Print out each record below, unaltered and complete, without its images.

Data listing
○ ○ ○

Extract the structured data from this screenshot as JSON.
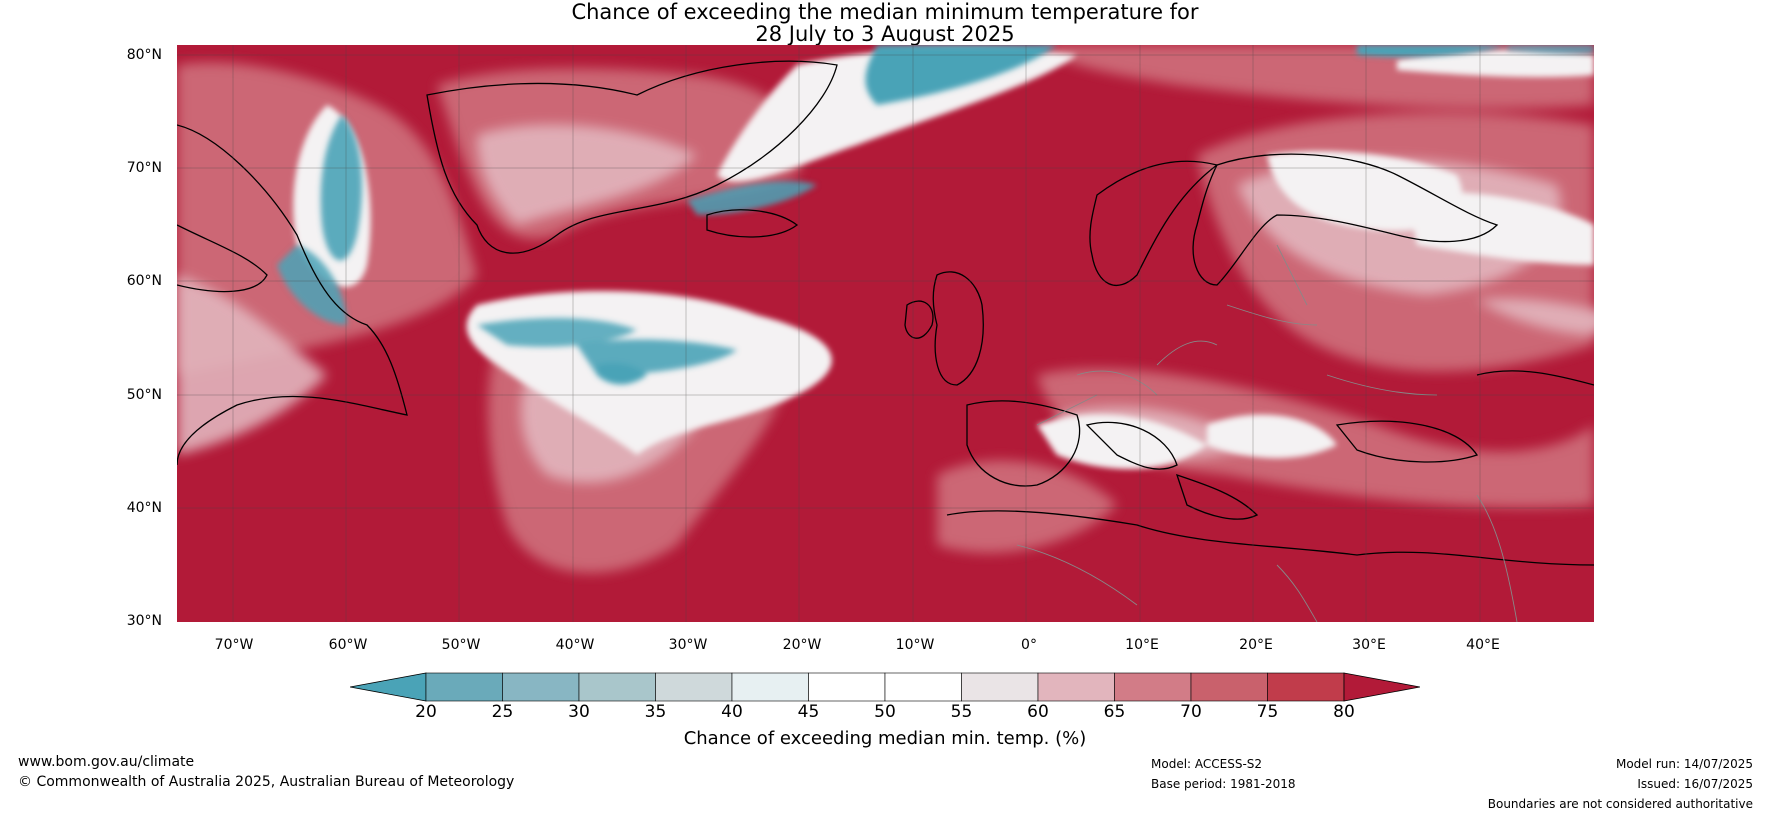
{
  "title_line1": "Chance of exceeding the median minimum temperature for",
  "title_line2": "28 July to 3 August 2025",
  "lat_labels": [
    "80°N",
    "70°N",
    "60°N",
    "50°N",
    "40°N",
    "30°N"
  ],
  "lon_labels": [
    "70°W",
    "60°W",
    "50°W",
    "40°W",
    "30°W",
    "20°W",
    "10°W",
    "0°",
    "10°E",
    "20°E",
    "30°E",
    "40°E"
  ],
  "colorbar": {
    "ticks": [
      "20",
      "25",
      "30",
      "35",
      "40",
      "45",
      "50",
      "55",
      "60",
      "65",
      "70",
      "75",
      "80"
    ],
    "colors": [
      "#4aa3b7",
      "#6aaaba",
      "#88b6c3",
      "#a9c6cb",
      "#cfd9db",
      "#e7f0f2",
      "#ffffff",
      "#ffffff",
      "#eae4e6",
      "#e2b5bd",
      "#d27c87",
      "#c9616c",
      "#c13c4b",
      "#b21a38"
    ],
    "label": "Chance of exceeding median min. temp. (%)"
  },
  "colors": {
    "hot": "#b21a38",
    "cold": "#4aa3b7",
    "grid": "#444444",
    "coast": "#000000",
    "border": "#888888"
  },
  "footer": {
    "website": "www.bom.gov.au/climate",
    "copyright": "© Commonwealth of Australia 2025, Australian Bureau of Meteorology",
    "model": "Model: ACCESS-S2",
    "base_period": "Base period: 1981-2018",
    "model_run": "Model run: 14/07/2025",
    "issued": "Issued: 16/07/2025",
    "disclaimer": "Boundaries are not considered authoritative"
  }
}
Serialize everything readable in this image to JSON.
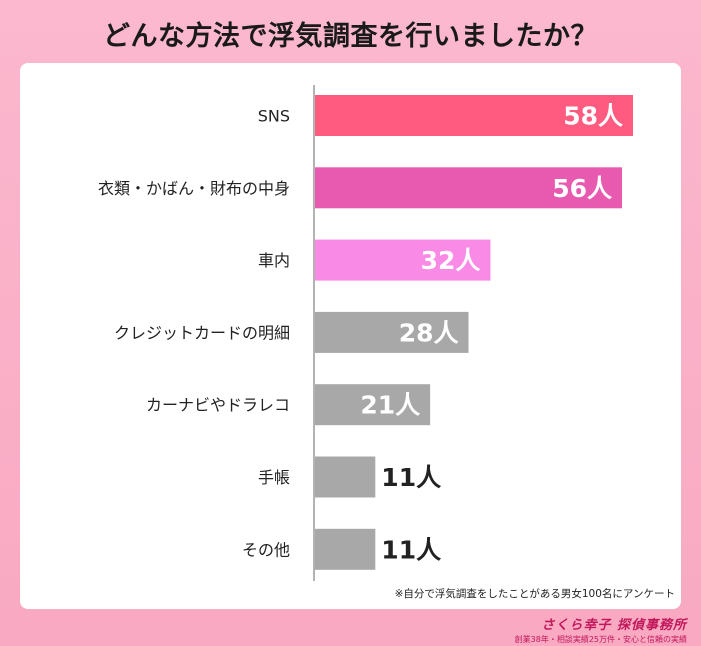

○ ○ ○

[TASK RESPONSE]:
Extract the structured data from this screenshot as JSON.
{
  "title_line1": "Chance of exceeding the median minimum temperature for",
  "title_line2": "28 July to 3 August 2025",
  "lat_labels": [
    "80°N",
    "70°N",
    "60°N",
    "50°N",
    "40°N",
    "30°N"
  ],
  "lon_labels": [
    "70°W",
    "60°W",
    "50°W",
    "40°W",
    "30°W",
    "20°W",
    "10°W",
    "0°",
    "10°E",
    "20°E",
    "30°E",
    "40°E"
  ],
  "colorbar": {
    "ticks": [
      "20",
      "25",
      "30",
      "35",
      "40",
      "45",
      "50",
      "55",
      "60",
      "65",
      "70",
      "75",
      "80"
    ],
    "colors": [
      "#4aa3b7",
      "#6aaaba",
      "#88b6c3",
      "#a9c6cb",
      "#cfd9db",
      "#e7f0f2",
      "#ffffff",
      "#ffffff",
      "#eae4e6",
      "#e2b5bd",
      "#d27c87",
      "#c9616c",
      "#c13c4b",
      "#b21a38"
    ],
    "label": "Chance of exceeding median min. temp. (%)"
  },
  "colors": {
    "hot": "#b21a38",
    "cold": "#4aa3b7",
    "grid": "#444444",
    "coast": "#000000",
    "border": "#888888"
  },
  "footer": {
    "website": "www.bom.gov.au/climate",
    "copyright": "© Commonwealth of Australia 2025, Australian Bureau of Meteorology",
    "model": "Model: ACCESS-S2",
    "base_period": "Base period: 1981-2018",
    "model_run": "Model run: 14/07/2025",
    "issued": "Issued: 16/07/2025",
    "disclaimer": "Boundaries are not considered authoritative"
  }
}
Serialize everything readable in this image to JSON.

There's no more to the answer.